- **To be done**: Extract the full set of records that follows, word for word.
begin
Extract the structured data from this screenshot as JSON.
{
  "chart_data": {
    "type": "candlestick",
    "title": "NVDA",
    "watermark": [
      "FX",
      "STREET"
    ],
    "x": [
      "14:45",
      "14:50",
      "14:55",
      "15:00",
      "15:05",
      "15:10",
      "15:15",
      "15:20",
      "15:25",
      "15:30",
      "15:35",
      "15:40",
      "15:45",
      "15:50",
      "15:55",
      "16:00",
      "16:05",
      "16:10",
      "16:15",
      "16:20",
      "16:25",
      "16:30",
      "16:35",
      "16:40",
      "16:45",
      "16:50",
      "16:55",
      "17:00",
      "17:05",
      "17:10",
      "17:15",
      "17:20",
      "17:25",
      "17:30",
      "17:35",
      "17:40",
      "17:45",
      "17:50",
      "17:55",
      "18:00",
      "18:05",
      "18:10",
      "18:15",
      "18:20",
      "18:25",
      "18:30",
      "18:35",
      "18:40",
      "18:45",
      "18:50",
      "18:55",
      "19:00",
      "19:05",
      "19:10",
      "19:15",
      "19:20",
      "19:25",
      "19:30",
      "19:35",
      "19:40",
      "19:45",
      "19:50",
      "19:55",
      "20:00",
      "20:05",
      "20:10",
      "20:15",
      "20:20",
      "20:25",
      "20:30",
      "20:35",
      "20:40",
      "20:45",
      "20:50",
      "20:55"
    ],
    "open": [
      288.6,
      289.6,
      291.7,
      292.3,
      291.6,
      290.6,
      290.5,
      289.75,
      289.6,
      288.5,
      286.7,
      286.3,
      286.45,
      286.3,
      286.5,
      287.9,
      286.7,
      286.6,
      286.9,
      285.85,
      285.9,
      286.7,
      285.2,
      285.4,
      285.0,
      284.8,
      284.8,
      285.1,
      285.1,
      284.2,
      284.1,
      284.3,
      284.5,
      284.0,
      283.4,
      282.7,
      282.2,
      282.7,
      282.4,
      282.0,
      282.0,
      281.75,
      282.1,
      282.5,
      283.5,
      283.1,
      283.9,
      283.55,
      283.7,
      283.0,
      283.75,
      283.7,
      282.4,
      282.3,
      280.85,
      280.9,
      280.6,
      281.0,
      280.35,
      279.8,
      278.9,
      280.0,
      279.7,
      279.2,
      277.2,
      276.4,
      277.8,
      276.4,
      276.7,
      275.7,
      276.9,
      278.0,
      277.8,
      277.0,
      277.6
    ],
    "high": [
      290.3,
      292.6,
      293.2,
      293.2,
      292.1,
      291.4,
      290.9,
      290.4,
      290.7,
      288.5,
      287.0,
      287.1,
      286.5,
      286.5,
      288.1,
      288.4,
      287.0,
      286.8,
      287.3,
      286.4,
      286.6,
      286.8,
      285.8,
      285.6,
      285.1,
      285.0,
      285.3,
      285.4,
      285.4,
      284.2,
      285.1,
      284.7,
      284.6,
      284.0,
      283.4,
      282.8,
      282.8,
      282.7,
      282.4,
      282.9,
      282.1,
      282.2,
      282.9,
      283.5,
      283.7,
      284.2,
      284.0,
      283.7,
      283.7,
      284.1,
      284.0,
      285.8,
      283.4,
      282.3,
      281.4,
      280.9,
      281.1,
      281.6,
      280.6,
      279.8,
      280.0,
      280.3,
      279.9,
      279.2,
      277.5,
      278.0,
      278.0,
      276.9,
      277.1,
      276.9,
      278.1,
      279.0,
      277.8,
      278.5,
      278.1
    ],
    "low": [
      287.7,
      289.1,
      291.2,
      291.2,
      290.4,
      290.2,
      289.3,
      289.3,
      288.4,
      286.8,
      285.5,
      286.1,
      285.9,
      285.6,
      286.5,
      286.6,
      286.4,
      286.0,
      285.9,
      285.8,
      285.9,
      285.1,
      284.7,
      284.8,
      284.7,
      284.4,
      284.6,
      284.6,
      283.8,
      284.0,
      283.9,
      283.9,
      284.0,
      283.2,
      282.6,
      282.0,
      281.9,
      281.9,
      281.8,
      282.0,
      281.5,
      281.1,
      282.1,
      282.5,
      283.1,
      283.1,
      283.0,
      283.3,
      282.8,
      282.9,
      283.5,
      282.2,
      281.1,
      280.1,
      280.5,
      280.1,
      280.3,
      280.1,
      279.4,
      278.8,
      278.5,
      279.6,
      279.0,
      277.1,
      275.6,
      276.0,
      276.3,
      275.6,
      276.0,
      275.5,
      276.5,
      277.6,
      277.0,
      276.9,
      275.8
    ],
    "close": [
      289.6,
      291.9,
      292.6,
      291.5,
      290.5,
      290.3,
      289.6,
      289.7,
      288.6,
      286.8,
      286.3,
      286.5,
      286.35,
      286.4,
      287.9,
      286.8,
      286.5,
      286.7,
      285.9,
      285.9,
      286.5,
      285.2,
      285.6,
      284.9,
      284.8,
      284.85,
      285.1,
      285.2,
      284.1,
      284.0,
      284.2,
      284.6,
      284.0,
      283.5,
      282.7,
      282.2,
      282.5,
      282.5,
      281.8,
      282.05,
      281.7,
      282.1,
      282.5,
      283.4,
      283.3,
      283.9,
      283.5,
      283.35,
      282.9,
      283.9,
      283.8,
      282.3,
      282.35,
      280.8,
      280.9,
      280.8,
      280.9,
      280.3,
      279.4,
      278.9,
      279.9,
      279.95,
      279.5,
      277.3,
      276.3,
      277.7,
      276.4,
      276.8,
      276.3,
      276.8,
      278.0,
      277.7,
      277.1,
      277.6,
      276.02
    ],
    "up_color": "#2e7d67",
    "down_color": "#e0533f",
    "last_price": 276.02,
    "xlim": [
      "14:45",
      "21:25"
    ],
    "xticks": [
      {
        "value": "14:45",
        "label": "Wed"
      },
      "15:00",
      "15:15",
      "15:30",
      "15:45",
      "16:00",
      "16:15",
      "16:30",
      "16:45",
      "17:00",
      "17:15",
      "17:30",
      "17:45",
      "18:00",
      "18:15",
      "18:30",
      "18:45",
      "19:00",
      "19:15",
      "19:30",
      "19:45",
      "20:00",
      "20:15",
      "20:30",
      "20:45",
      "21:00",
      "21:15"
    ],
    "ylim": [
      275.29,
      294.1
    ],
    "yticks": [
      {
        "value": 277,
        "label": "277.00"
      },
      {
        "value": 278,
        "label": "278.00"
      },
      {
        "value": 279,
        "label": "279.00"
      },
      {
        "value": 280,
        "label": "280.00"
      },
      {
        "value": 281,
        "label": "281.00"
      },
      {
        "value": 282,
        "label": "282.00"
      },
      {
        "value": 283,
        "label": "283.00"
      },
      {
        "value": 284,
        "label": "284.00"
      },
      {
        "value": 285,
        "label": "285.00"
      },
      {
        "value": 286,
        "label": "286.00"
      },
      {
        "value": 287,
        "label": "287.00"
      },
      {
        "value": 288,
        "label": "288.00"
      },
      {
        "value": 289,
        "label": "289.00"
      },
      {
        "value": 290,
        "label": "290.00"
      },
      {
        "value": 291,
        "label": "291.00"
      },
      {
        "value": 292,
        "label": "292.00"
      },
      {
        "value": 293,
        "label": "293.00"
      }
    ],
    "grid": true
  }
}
end
- **Answer in full**:
Extract the structured data from this screenshot as JSON.
{
  "chart_data": {
    "type": "candlestick",
    "title": "NVDA",
    "watermark": [
      "FX",
      "STREET"
    ],
    "x": [
      "14:45",
      "14:50",
      "14:55",
      "15:00",
      "15:05",
      "15:10",
      "15:15",
      "15:20",
      "15:25",
      "15:30",
      "15:35",
      "15:40",
      "15:45",
      "15:50",
      "15:55",
      "16:00",
      "16:05",
      "16:10",
      "16:15",
      "16:20",
      "16:25",
      "16:30",
      "16:35",
      "16:40",
      "16:45",
      "16:50",
      "16:55",
      "17:00",
      "17:05",
      "17:10",
      "17:15",
      "17:20",
      "17:25",
      "17:30",
      "17:35",
      "17:40",
      "17:45",
      "17:50",
      "17:55",
      "18:00",
      "18:05",
      "18:10",
      "18:15",
      "18:20",
      "18:25",
      "18:30",
      "18:35",
      "18:40",
      "18:45",
      "18:50",
      "18:55",
      "19:00",
      "19:05",
      "19:10",
      "19:15",
      "19:20",
      "19:25",
      "19:30",
      "19:35",
      "19:40",
      "19:45",
      "19:50",
      "19:55",
      "20:00",
      "20:05",
      "20:10",
      "20:15",
      "20:20",
      "20:25",
      "20:30",
      "20:35",
      "20:40",
      "20:45",
      "20:50",
      "20:55"
    ],
    "open": [
      288.6,
      289.6,
      291.7,
      292.3,
      291.6,
      290.6,
      290.5,
      289.75,
      289.6,
      288.5,
      286.7,
      286.3,
      286.45,
      286.3,
      286.5,
      287.9,
      286.7,
      286.6,
      286.9,
      285.85,
      285.9,
      286.7,
      285.2,
      285.4,
      285.0,
      284.8,
      284.8,
      285.1,
      285.1,
      284.2,
      284.1,
      284.3,
      284.5,
      284.0,
      283.4,
      282.7,
      282.2,
      282.7,
      282.4,
      282.0,
      282.0,
      281.75,
      282.1,
      282.5,
      283.5,
      283.1,
      283.9,
      283.55,
      283.7,
      283.0,
      283.75,
      283.7,
      282.4,
      282.3,
      280.85,
      280.9,
      280.6,
      281.0,
      280.35,
      279.8,
      278.9,
      280.0,
      279.7,
      279.2,
      277.2,
      276.4,
      277.8,
      276.4,
      276.7,
      275.7,
      276.9,
      278.0,
      277.8,
      277.0,
      277.6
    ],
    "high": [
      290.3,
      292.6,
      293.2,
      293.2,
      292.1,
      291.4,
      290.9,
      290.4,
      290.7,
      288.5,
      287.0,
      287.1,
      286.5,
      286.5,
      288.1,
      288.4,
      287.0,
      286.8,
      287.3,
      286.4,
      286.6,
      286.8,
      285.8,
      285.6,
      285.1,
      285.0,
      285.3,
      285.4,
      285.4,
      284.2,
      285.1,
      284.7,
      284.6,
      284.0,
      283.4,
      282.8,
      282.8,
      282.7,
      282.4,
      282.9,
      282.1,
      282.2,
      282.9,
      283.5,
      283.7,
      284.2,
      284.0,
      283.7,
      283.7,
      284.1,
      284.0,
      285.8,
      283.4,
      282.3,
      281.4,
      280.9,
      281.1,
      281.6,
      280.6,
      279.8,
      280.0,
      280.3,
      279.9,
      279.2,
      277.5,
      278.0,
      278.0,
      276.9,
      277.1,
      276.9,
      278.1,
      279.0,
      277.8,
      278.5,
      278.1
    ],
    "low": [
      287.7,
      289.1,
      291.2,
      291.2,
      290.4,
      290.2,
      289.3,
      289.3,
      288.4,
      286.8,
      285.5,
      286.1,
      285.9,
      285.6,
      286.5,
      286.6,
      286.4,
      286.0,
      285.9,
      285.8,
      285.9,
      285.1,
      284.7,
      284.8,
      284.7,
      284.4,
      284.6,
      284.6,
      283.8,
      284.0,
      283.9,
      283.9,
      284.0,
      283.2,
      282.6,
      282.0,
      281.9,
      281.9,
      281.8,
      282.0,
      281.5,
      281.1,
      282.1,
      282.5,
      283.1,
      283.1,
      283.0,
      283.3,
      282.8,
      282.9,
      283.5,
      282.2,
      281.1,
      280.1,
      280.5,
      280.1,
      280.3,
      280.1,
      279.4,
      278.8,
      278.5,
      279.6,
      279.0,
      277.1,
      275.6,
      276.0,
      276.3,
      275.6,
      276.0,
      275.5,
      276.5,
      277.6,
      277.0,
      276.9,
      275.8
    ],
    "close": [
      289.6,
      291.9,
      292.6,
      291.5,
      290.5,
      290.3,
      289.6,
      289.7,
      288.6,
      286.8,
      286.3,
      286.5,
      286.35,
      286.4,
      287.9,
      286.8,
      286.5,
      286.7,
      285.9,
      285.9,
      286.5,
      285.2,
      285.6,
      284.9,
      284.8,
      284.85,
      285.1,
      285.2,
      284.1,
      284.0,
      284.2,
      284.6,
      284.0,
      283.5,
      282.7,
      282.2,
      282.5,
      282.5,
      281.8,
      282.05,
      281.7,
      282.1,
      282.5,
      283.4,
      283.3,
      283.9,
      283.5,
      283.35,
      282.9,
      283.9,
      283.8,
      282.3,
      282.35,
      280.8,
      280.9,
      280.8,
      280.9,
      280.3,
      279.4,
      278.9,
      279.9,
      279.95,
      279.5,
      277.3,
      276.3,
      277.7,
      276.4,
      276.8,
      276.3,
      276.8,
      278.0,
      277.7,
      277.1,
      277.6,
      276.02
    ],
    "up_color": "#2e7d67",
    "down_color": "#e0533f",
    "last_price": 276.02,
    "xlim": [
      "14:45",
      "21:25"
    ],
    "xticks": [
      {
        "value": "14:45",
        "label": "Wed"
      },
      "15:00",
      "15:15",
      "15:30",
      "15:45",
      "16:00",
      "16:15",
      "16:30",
      "16:45",
      "17:00",
      "17:15",
      "17:30",
      "17:45",
      "18:00",
      "18:15",
      "18:30",
      "18:45",
      "19:00",
      "19:15",
      "19:30",
      "19:45",
      "20:00",
      "20:15",
      "20:30",
      "20:45",
      "21:00",
      "21:15"
    ],
    "ylim": [
      275.29,
      294.1
    ],
    "yticks": [
      {
        "value": 277,
        "label": "277.00"
      },
      {
        "value": 278,
        "label": "278.00"
      },
      {
        "value": 279,
        "label": "279.00"
      },
      {
        "value": 280,
        "label": "280.00"
      },
      {
        "value": 281,
        "label": "281.00"
      },
      {
        "value": 282,
        "label": "282.00"
      },
      {
        "value": 283,
        "label": "283.00"
      },
      {
        "value": 284,
        "label": "284.00"
      },
      {
        "value": 285,
        "label": "285.00"
      },
      {
        "value": 286,
        "label": "286.00"
      },
      {
        "value": 287,
        "label": "287.00"
      },
      {
        "value": 288,
        "label": "288.00"
      },
      {
        "value": 289,
        "label": "289.00"
      },
      {
        "value": 290,
        "label": "290.00"
      },
      {
        "value": 291,
        "label": "291.00"
      },
      {
        "value": 292,
        "label": "292.00"
      },
      {
        "value": 293,
        "label": "293.00"
      }
    ],
    "grid": true
  }
}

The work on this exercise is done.